#### Texto seleccionado:
Se terminan imponiéndose los charlatanes, los demagogos, los oportunistas, los
megalómanos, que logran desplazar a los otros perfiles, con mejores
proyecciones para el porvenir. Esto
en parte pasa porque el pueblo, que es una composición
dinámica de multitudes, se deja embaucar por estos prestidigitadores de la promesa o por estos creyentes dogmáticos
de la institucionalidad. Las instituciones son instrumentos construidos por las sociedades, en principio para la
sobrevivencia, extrañamente después convertidas en fines mismos de la sociedad; es cuando la sociedad decide ser
esclava de sus criaturas.
¿Cómo se puede
encontrar un punto de inflexión que
quiebre esta curva de la tendencia
derrotista y que salga del círculo
vicioso del poder, que en el caso singular
que nos compete, corresponde al enriquecimiento de la casta política a costa del fracaso
del país? ¿Cómo fortalecer a los estratos interpreladores, transgresores,
rebeldes, también a los estratos consecuentes, honestos, dedicados, para que se
impongan, incidan determinantemente en la tendencia
resultante, y arrinconen a los pragmáticos, oportunistas, charlatanes, megalómanos?
Esta es la pregunta; solo el pueblo
puede responder, en un detente en el camino, en una evaluación colectiva, en
una autocritica social, sobre todo en una deliberación conjunta que busque transiciones consensuadas.

#### Extractos de datos:
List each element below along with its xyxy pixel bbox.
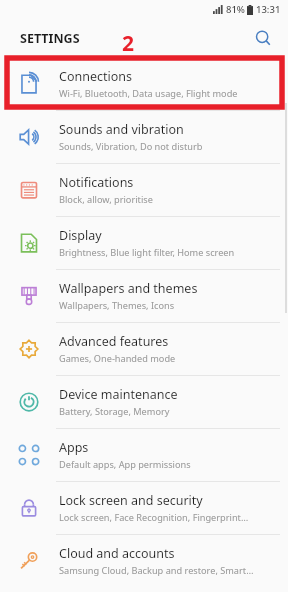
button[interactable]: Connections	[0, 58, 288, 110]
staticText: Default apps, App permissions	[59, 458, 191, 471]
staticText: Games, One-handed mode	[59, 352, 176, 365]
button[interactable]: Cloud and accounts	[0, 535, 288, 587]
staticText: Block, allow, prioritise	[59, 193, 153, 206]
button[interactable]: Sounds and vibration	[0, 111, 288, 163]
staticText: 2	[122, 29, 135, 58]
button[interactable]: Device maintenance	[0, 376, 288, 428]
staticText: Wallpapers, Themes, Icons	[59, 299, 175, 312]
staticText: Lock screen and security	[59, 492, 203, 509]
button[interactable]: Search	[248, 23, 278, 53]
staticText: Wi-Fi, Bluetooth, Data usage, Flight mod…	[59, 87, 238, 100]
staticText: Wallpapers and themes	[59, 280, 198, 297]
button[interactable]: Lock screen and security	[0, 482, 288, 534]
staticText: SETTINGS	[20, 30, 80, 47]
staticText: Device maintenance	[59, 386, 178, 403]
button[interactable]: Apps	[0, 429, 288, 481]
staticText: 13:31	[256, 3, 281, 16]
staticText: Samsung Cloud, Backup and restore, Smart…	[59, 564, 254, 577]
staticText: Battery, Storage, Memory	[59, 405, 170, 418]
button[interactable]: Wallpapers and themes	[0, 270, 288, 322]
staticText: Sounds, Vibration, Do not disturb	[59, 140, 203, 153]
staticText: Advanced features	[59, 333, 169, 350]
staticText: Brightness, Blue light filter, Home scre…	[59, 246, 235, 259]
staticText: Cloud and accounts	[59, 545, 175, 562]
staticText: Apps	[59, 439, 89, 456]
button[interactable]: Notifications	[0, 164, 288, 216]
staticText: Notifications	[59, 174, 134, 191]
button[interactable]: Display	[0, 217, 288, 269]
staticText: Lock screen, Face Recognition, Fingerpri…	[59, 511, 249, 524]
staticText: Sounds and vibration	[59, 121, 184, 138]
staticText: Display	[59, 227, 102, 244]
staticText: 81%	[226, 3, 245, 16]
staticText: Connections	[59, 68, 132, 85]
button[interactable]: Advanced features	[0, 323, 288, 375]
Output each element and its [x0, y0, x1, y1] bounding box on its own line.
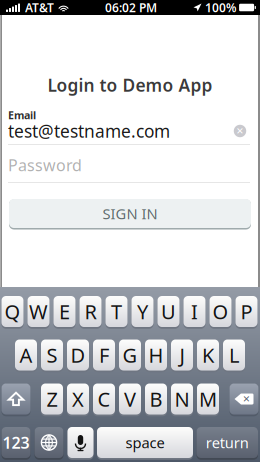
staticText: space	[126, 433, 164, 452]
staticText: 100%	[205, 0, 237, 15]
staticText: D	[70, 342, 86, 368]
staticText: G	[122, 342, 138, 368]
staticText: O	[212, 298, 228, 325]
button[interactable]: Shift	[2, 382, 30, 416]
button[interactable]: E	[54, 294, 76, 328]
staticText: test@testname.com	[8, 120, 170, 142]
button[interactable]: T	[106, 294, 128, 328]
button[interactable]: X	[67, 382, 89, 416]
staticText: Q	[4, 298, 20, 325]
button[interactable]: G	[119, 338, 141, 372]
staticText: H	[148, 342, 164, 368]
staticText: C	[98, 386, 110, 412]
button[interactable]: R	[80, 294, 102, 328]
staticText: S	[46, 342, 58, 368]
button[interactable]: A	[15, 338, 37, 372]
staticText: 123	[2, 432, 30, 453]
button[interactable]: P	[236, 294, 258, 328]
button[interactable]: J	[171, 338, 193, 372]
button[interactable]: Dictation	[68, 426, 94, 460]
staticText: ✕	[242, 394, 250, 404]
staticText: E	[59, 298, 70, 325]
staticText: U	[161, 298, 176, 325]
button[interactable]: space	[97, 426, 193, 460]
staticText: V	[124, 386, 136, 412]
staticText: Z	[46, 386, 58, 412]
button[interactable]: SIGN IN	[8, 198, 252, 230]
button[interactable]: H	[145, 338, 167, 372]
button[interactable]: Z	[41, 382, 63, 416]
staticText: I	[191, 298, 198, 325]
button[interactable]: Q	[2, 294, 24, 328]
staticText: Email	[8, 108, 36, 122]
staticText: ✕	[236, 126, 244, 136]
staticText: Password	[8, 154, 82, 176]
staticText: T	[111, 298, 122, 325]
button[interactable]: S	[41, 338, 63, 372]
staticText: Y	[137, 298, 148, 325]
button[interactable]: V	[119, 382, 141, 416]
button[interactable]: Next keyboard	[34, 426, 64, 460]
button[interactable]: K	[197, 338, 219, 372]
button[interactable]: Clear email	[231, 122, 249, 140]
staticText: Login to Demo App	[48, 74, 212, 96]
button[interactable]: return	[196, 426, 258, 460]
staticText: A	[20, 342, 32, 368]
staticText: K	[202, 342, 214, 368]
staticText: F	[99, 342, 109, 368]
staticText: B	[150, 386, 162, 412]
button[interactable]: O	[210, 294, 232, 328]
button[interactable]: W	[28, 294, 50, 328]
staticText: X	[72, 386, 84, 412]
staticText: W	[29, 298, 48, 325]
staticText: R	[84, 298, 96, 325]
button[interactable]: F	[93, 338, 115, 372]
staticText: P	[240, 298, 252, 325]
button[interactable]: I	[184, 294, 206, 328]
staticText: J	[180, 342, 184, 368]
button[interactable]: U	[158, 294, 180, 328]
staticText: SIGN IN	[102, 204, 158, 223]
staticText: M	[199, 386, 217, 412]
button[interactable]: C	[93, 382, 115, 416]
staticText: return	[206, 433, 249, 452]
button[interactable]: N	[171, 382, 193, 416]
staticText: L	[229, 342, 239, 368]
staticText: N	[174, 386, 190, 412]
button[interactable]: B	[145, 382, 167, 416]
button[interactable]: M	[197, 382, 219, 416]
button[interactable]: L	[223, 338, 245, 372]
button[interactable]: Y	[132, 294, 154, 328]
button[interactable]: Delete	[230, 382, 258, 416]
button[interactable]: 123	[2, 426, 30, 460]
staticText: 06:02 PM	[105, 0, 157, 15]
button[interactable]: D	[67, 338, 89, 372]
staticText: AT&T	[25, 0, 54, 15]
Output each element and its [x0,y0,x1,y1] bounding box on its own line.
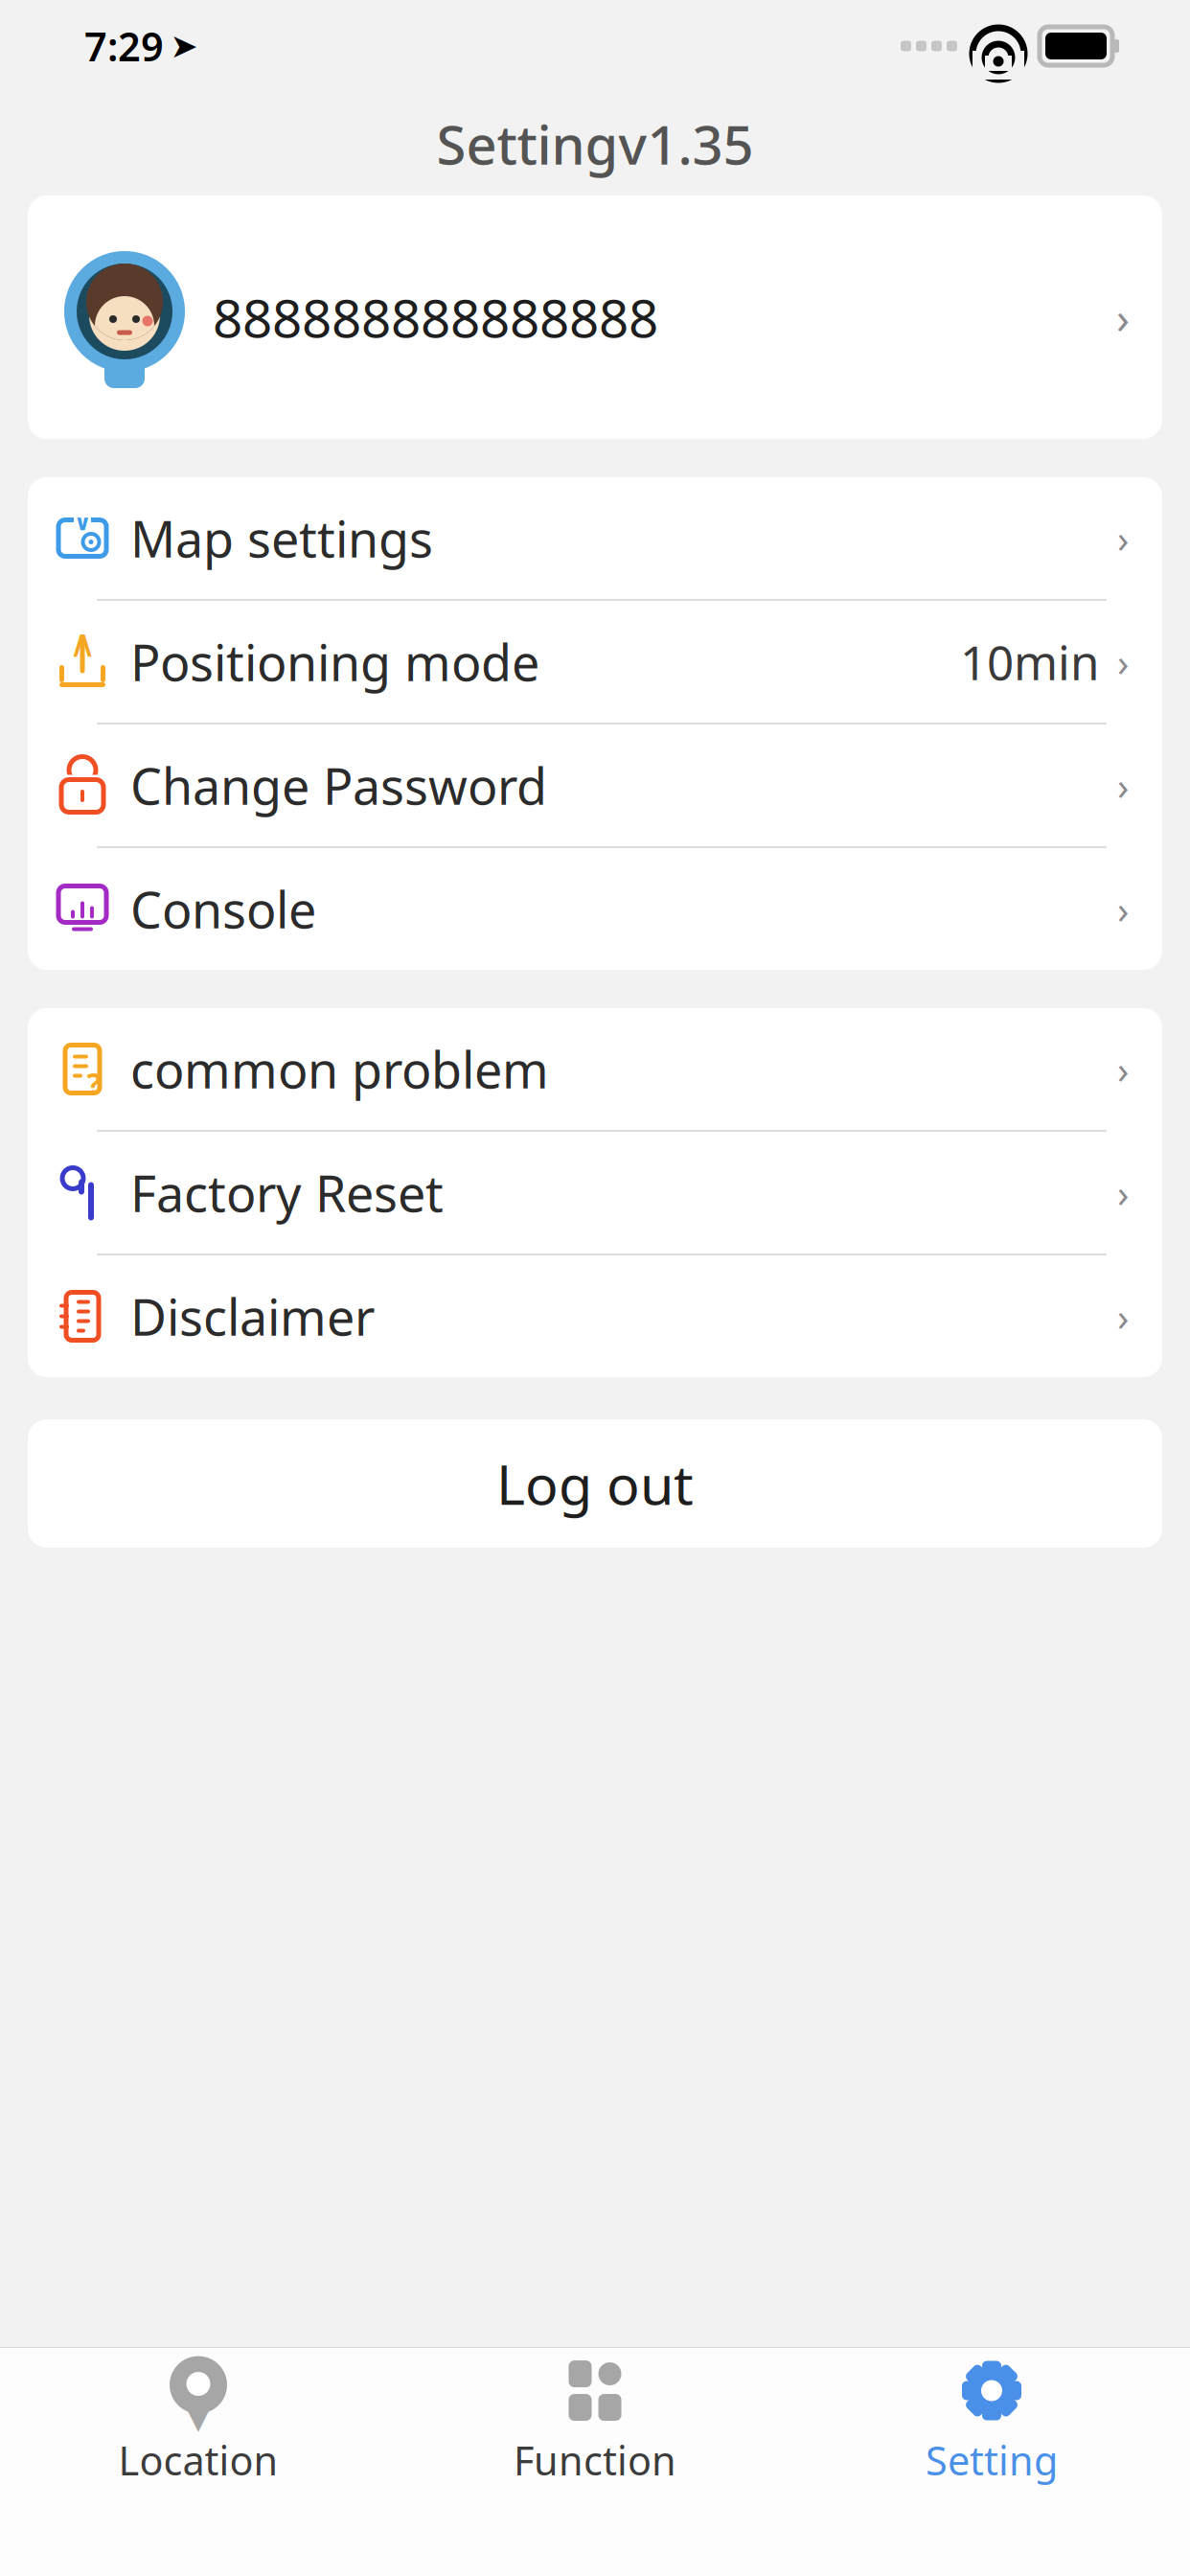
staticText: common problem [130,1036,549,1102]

#### Tareas propuestas:
1. Resume en dos oraciones el texto seleccionado sobre el poder y la casta política.
2. Traduce al inglés esta oración del texto seleccionado: "Las instituciones son instrumentos construidos por las sociedades, en principio para la sobrevivencia, extrañamente después convertidas en fines mismos de la sociedad; es cuando la sociedad decide ser esclava de sus criaturas."

#### Resultados esperados:
1. Según el texto, terminan imponiéndose los charlatanes, demagogos, oportunistas y megalómanos, en parte porque el pueblo se deja embaucar por ellos o por creyentes dogmáticos de la institucionalidad, y la sociedad acaba siendo esclava de las instituciones que construyó para sobrevivir. Se pregunta cómo salir del círculo vicioso del poder y fortalecer a los estratos rebeldes y honestos, y afirma que solo el pueblo puede responder, sobre todo en una deliberación conjunta que busque transiciones consensuadas.

2. Institutions are instruments built by societies, in principle for survival, strangely later turned into ends of society in themselves; that is when society decides to be the slave of its creatures.